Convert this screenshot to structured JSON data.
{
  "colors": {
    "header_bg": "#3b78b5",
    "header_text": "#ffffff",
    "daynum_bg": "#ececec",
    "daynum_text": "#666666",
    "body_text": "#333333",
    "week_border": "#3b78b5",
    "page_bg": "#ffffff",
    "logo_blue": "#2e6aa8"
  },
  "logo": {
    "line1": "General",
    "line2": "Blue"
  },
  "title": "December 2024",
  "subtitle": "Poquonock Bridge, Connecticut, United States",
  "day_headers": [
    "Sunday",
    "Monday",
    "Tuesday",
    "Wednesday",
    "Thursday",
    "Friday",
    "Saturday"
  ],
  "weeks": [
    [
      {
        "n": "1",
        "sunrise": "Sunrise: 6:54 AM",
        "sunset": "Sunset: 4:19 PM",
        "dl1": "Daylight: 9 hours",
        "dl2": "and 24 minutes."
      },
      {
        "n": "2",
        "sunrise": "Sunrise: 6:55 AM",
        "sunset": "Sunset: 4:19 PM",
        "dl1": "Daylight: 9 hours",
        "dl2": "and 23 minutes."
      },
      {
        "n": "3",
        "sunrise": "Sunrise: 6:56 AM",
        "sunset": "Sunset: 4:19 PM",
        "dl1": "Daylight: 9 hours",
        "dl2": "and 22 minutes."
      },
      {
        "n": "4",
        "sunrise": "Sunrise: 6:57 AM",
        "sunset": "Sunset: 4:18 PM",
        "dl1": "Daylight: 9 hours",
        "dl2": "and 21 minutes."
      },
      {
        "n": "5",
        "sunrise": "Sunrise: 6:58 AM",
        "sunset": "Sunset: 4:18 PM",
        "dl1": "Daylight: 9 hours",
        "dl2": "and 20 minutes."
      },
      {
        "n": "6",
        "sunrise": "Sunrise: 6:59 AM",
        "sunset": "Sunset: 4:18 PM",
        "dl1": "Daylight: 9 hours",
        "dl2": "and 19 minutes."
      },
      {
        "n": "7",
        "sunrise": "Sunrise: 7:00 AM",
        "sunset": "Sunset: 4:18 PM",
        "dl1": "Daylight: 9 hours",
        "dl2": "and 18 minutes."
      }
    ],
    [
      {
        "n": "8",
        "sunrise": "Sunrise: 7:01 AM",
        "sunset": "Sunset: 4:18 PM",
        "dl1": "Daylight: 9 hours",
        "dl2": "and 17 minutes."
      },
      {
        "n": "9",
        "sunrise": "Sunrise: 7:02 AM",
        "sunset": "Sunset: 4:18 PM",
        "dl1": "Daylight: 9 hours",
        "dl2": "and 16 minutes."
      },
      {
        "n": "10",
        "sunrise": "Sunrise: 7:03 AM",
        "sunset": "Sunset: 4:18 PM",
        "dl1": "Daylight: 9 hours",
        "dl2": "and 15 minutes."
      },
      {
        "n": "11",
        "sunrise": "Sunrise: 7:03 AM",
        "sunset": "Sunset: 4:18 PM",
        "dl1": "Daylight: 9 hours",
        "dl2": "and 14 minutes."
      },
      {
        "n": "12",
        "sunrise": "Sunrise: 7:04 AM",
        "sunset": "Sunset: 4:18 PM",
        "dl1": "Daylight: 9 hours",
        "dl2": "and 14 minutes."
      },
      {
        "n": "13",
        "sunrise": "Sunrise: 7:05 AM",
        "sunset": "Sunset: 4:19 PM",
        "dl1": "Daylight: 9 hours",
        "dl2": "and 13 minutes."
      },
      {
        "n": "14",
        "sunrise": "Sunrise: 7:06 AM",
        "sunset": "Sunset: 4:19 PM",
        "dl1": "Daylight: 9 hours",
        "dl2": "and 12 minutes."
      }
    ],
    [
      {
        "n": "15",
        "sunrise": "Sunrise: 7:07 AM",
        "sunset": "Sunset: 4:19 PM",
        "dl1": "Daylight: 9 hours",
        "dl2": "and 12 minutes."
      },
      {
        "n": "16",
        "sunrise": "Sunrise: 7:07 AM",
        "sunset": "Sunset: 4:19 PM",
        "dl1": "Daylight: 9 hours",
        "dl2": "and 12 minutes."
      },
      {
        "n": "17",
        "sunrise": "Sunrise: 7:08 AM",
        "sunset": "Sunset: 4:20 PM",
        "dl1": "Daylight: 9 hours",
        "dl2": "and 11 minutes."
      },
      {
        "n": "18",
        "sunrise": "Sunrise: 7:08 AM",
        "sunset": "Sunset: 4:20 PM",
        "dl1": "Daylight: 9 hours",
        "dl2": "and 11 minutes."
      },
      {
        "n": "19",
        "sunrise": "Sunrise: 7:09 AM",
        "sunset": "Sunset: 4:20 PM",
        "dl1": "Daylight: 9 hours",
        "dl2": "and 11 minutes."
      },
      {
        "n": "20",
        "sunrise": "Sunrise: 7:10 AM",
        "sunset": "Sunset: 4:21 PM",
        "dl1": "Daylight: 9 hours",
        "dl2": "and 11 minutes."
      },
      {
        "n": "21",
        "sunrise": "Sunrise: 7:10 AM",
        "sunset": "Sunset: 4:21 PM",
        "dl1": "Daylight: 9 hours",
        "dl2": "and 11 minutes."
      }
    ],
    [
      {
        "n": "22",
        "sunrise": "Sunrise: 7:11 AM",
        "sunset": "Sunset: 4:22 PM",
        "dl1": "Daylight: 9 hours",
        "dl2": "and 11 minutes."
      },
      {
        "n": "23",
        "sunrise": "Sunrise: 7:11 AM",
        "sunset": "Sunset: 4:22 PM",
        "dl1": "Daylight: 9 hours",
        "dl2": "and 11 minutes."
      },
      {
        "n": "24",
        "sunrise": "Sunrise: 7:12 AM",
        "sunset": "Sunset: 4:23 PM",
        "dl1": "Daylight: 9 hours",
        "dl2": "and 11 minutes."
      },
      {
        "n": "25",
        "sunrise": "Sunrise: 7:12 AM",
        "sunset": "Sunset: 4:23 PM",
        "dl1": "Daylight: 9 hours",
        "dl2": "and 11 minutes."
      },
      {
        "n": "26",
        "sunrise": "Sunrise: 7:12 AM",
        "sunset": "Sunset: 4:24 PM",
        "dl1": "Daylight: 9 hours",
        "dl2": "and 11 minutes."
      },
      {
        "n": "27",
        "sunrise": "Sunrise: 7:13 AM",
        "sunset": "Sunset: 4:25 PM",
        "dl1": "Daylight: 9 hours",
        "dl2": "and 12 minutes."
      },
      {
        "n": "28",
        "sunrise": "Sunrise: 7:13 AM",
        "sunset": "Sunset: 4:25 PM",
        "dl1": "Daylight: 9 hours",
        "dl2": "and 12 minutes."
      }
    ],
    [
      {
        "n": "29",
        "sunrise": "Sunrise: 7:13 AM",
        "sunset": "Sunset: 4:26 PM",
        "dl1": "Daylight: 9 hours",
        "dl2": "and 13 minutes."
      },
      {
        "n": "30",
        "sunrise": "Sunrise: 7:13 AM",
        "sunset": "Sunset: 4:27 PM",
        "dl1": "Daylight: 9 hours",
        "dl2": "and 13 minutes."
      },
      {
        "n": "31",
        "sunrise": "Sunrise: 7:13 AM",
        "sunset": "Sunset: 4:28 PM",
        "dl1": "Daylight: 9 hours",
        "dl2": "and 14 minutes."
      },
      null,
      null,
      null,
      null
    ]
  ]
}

★ ★ ★ ★ ★ ★ ★

(What you need to do)
Reproduce the entries above in full by retyping them exactly.

(Output for this exercise)
Convert this screenshot to structured JSON data.
{
  "colors": {
    "header_bg": "#3b78b5",
    "header_text": "#ffffff",
    "daynum_bg": "#ececec",
    "daynum_text": "#666666",
    "body_text": "#333333",
    "week_border": "#3b78b5",
    "page_bg": "#ffffff",
    "logo_blue": "#2e6aa8"
  },
  "logo": {
    "line1": "General",
    "line2": "Blue"
  },
  "title": "December 2024",
  "subtitle": "Poquonock Bridge, Connecticut, United States",
  "day_headers": [
    "Sunday",
    "Monday",
    "Tuesday",
    "Wednesday",
    "Thursday",
    "Friday",
    "Saturday"
  ],
  "weeks": [
    [
      {
        "n": "1",
        "sunrise": "Sunrise: 6:54 AM",
        "sunset": "Sunset: 4:19 PM",
        "dl1": "Daylight: 9 hours",
        "dl2": "and 24 minutes."
      },
      {
        "n": "2",
        "sunrise": "Sunrise: 6:55 AM",
        "sunset": "Sunset: 4:19 PM",
        "dl1": "Daylight: 9 hours",
        "dl2": "and 23 minutes."
      },
      {
        "n": "3",
        "sunrise": "Sunrise: 6:56 AM",
        "sunset": "Sunset: 4:19 PM",
        "dl1": "Daylight: 9 hours",
        "dl2": "and 22 minutes."
      },
      {
        "n": "4",
        "sunrise": "Sunrise: 6:57 AM",
        "sunset": "Sunset: 4:18 PM",
        "dl1": "Daylight: 9 hours",
        "dl2": "and 21 minutes."
      },
      {
        "n": "5",
        "sunrise": "Sunrise: 6:58 AM",
        "sunset": "Sunset: 4:18 PM",
        "dl1": "Daylight: 9 hours",
        "dl2": "and 20 minutes."
      },
      {
        "n": "6",
        "sunrise": "Sunrise: 6:59 AM",
        "sunset": "Sunset: 4:18 PM",
        "dl1": "Daylight: 9 hours",
        "dl2": "and 19 minutes."
      },
      {
        "n": "7",
        "sunrise": "Sunrise: 7:00 AM",
        "sunset": "Sunset: 4:18 PM",
        "dl1": "Daylight: 9 hours",
        "dl2": "and 18 minutes."
      }
    ],
    [
      {
        "n": "8",
        "sunrise": "Sunrise: 7:01 AM",
        "sunset": "Sunset: 4:18 PM",
        "dl1": "Daylight: 9 hours",
        "dl2": "and 17 minutes."
      },
      {
        "n": "9",
        "sunrise": "Sunrise: 7:02 AM",
        "sunset": "Sunset: 4:18 PM",
        "dl1": "Daylight: 9 hours",
        "dl2": "and 16 minutes."
      },
      {
        "n": "10",
        "sunrise": "Sunrise: 7:03 AM",
        "sunset": "Sunset: 4:18 PM",
        "dl1": "Daylight: 9 hours",
        "dl2": "and 15 minutes."
      },
      {
        "n": "11",
        "sunrise": "Sunrise: 7:03 AM",
        "sunset": "Sunset: 4:18 PM",
        "dl1": "Daylight: 9 hours",
        "dl2": "and 14 minutes."
      },
      {
        "n": "12",
        "sunrise": "Sunrise: 7:04 AM",
        "sunset": "Sunset: 4:18 PM",
        "dl1": "Daylight: 9 hours",
        "dl2": "and 14 minutes."
      },
      {
        "n": "13",
        "sunrise": "Sunrise: 7:05 AM",
        "sunset": "Sunset: 4:19 PM",
        "dl1": "Daylight: 9 hours",
        "dl2": "and 13 minutes."
      },
      {
        "n": "14",
        "sunrise": "Sunrise: 7:06 AM",
        "sunset": "Sunset: 4:19 PM",
        "dl1": "Daylight: 9 hours",
        "dl2": "and 12 minutes."
      }
    ],
    [
      {
        "n": "15",
        "sunrise": "Sunrise: 7:07 AM",
        "sunset": "Sunset: 4:19 PM",
        "dl1": "Daylight: 9 hours",
        "dl2": "and 12 minutes."
      },
      {
        "n": "16",
        "sunrise": "Sunrise: 7:07 AM",
        "sunset": "Sunset: 4:19 PM",
        "dl1": "Daylight: 9 hours",
        "dl2": "and 12 minutes."
      },
      {
        "n": "17",
        "sunrise": "Sunrise: 7:08 AM",
        "sunset": "Sunset: 4:20 PM",
        "dl1": "Daylight: 9 hours",
        "dl2": "and 11 minutes."
      },
      {
        "n": "18",
        "sunrise": "Sunrise: 7:08 AM",
        "sunset": "Sunset: 4:20 PM",
        "dl1": "Daylight: 9 hours",
        "dl2": "and 11 minutes."
      },
      {
        "n": "19",
        "sunrise": "Sunrise: 7:09 AM",
        "sunset": "Sunset: 4:20 PM",
        "dl1": "Daylight: 9 hours",
        "dl2": "and 11 minutes."
      },
      {
        "n": "20",
        "sunrise": "Sunrise: 7:10 AM",
        "sunset": "Sunset: 4:21 PM",
        "dl1": "Daylight: 9 hours",
        "dl2": "and 11 minutes."
      },
      {
        "n": "21",
        "sunrise": "Sunrise: 7:10 AM",
        "sunset": "Sunset: 4:21 PM",
        "dl1": "Daylight: 9 hours",
        "dl2": "and 11 minutes."
      }
    ],
    [
      {
        "n": "22",
        "sunrise": "Sunrise: 7:11 AM",
        "sunset": "Sunset: 4:22 PM",
        "dl1": "Daylight: 9 hours",
        "dl2": "and 11 minutes."
      },
      {
        "n": "23",
        "sunrise": "Sunrise: 7:11 AM",
        "sunset": "Sunset: 4:22 PM",
        "dl1": "Daylight: 9 hours",
        "dl2": "and 11 minutes."
      },
      {
        "n": "24",
        "sunrise": "Sunrise: 7:12 AM",
        "sunset": "Sunset: 4:23 PM",
        "dl1": "Daylight: 9 hours",
        "dl2": "and 11 minutes."
      },
      {
        "n": "25",
        "sunrise": "Sunrise: 7:12 AM",
        "sunset": "Sunset: 4:23 PM",
        "dl1": "Daylight: 9 hours",
        "dl2": "and 11 minutes."
      },
      {
        "n": "26",
        "sunrise": "Sunrise: 7:12 AM",
        "sunset": "Sunset: 4:24 PM",
        "dl1": "Daylight: 9 hours",
        "dl2": "and 11 minutes."
      },
      {
        "n": "27",
        "sunrise": "Sunrise: 7:13 AM",
        "sunset": "Sunset: 4:25 PM",
        "dl1": "Daylight: 9 hours",
        "dl2": "and 12 minutes."
      },
      {
        "n": "28",
        "sunrise": "Sunrise: 7:13 AM",
        "sunset": "Sunset: 4:25 PM",
        "dl1": "Daylight: 9 hours",
        "dl2": "and 12 minutes."
      }
    ],
    [
      {
        "n": "29",
        "sunrise": "Sunrise: 7:13 AM",
        "sunset": "Sunset: 4:26 PM",
        "dl1": "Daylight: 9 hours",
        "dl2": "and 13 minutes."
      },
      {
        "n": "30",
        "sunrise": "Sunrise: 7:13 AM",
        "sunset": "Sunset: 4:27 PM",
        "dl1": "Daylight: 9 hours",
        "dl2": "and 13 minutes."
      },
      {
        "n": "31",
        "sunrise": "Sunrise: 7:13 AM",
        "sunset": "Sunset: 4:28 PM",
        "dl1": "Daylight: 9 hours",
        "dl2": "and 14 minutes."
      },
      null,
      null,
      null,
      null
    ]
  ]
}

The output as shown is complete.